[DATA EXTRACT start]

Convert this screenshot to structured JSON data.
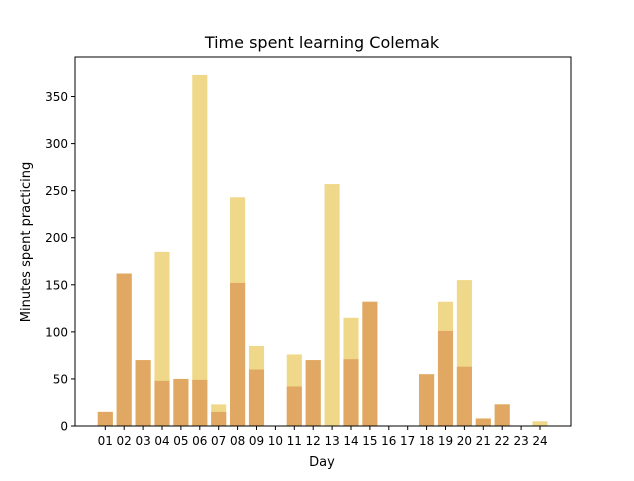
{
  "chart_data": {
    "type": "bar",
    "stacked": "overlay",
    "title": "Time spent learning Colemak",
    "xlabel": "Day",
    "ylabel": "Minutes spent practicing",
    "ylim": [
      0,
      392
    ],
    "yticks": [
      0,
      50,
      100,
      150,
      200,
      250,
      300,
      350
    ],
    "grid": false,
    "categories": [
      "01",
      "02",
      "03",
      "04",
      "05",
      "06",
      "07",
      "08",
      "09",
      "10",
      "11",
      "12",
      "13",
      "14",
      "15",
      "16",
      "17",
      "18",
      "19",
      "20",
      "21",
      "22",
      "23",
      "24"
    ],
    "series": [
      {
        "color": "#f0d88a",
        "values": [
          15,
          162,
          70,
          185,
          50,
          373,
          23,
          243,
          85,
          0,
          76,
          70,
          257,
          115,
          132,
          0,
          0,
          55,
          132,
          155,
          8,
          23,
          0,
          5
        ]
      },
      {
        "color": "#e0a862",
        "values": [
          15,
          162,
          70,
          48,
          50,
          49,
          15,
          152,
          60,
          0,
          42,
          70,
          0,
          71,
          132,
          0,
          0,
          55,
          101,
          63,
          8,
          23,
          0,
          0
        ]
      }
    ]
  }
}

[DATA EXTRACT end]
[DATA EXTRACT start]

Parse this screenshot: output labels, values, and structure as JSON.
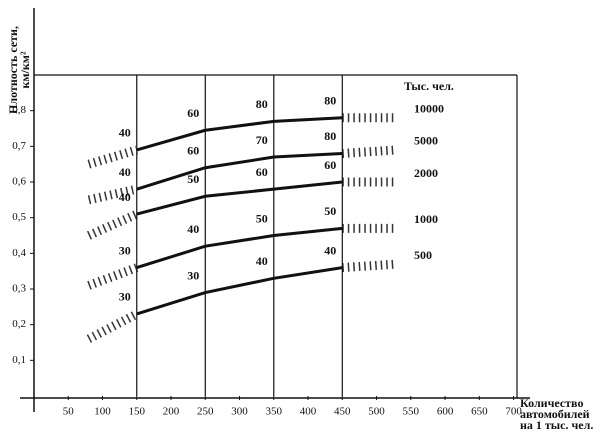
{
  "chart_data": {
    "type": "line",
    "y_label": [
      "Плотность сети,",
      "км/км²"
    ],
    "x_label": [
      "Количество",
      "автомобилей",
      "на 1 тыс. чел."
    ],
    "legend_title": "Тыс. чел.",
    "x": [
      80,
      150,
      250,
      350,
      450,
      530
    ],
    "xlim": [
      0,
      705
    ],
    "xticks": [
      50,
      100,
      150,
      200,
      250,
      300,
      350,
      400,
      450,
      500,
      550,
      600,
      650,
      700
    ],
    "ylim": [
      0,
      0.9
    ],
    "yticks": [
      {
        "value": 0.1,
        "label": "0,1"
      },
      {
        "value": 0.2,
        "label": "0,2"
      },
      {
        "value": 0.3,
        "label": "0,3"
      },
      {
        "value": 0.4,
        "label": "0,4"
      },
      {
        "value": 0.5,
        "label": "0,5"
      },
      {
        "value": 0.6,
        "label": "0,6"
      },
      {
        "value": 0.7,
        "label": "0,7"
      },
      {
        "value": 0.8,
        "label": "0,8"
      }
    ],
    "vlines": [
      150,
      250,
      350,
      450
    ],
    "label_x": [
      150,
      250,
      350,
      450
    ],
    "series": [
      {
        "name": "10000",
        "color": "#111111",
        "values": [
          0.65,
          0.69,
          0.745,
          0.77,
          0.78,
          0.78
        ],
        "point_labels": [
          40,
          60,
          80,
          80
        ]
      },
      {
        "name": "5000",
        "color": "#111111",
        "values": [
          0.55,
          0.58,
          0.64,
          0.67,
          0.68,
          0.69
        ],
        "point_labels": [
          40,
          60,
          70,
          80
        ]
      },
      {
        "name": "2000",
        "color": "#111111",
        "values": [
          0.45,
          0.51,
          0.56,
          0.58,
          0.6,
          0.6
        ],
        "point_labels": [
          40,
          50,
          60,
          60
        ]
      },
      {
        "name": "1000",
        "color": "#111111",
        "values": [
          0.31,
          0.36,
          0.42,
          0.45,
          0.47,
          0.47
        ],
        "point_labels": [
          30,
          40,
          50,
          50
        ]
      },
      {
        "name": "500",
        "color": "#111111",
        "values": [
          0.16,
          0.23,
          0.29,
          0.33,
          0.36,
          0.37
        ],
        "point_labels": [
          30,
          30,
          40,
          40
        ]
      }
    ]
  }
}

[DATA EXTRACT end]

### TASK TO COMPLETE
Extract every line containing the string "screenshot" from the material.

### EXPECTED OUTPUT
Convert this screenshot to structured JSON data.
Parse this screenshot: output labels, values, and structure as JSON.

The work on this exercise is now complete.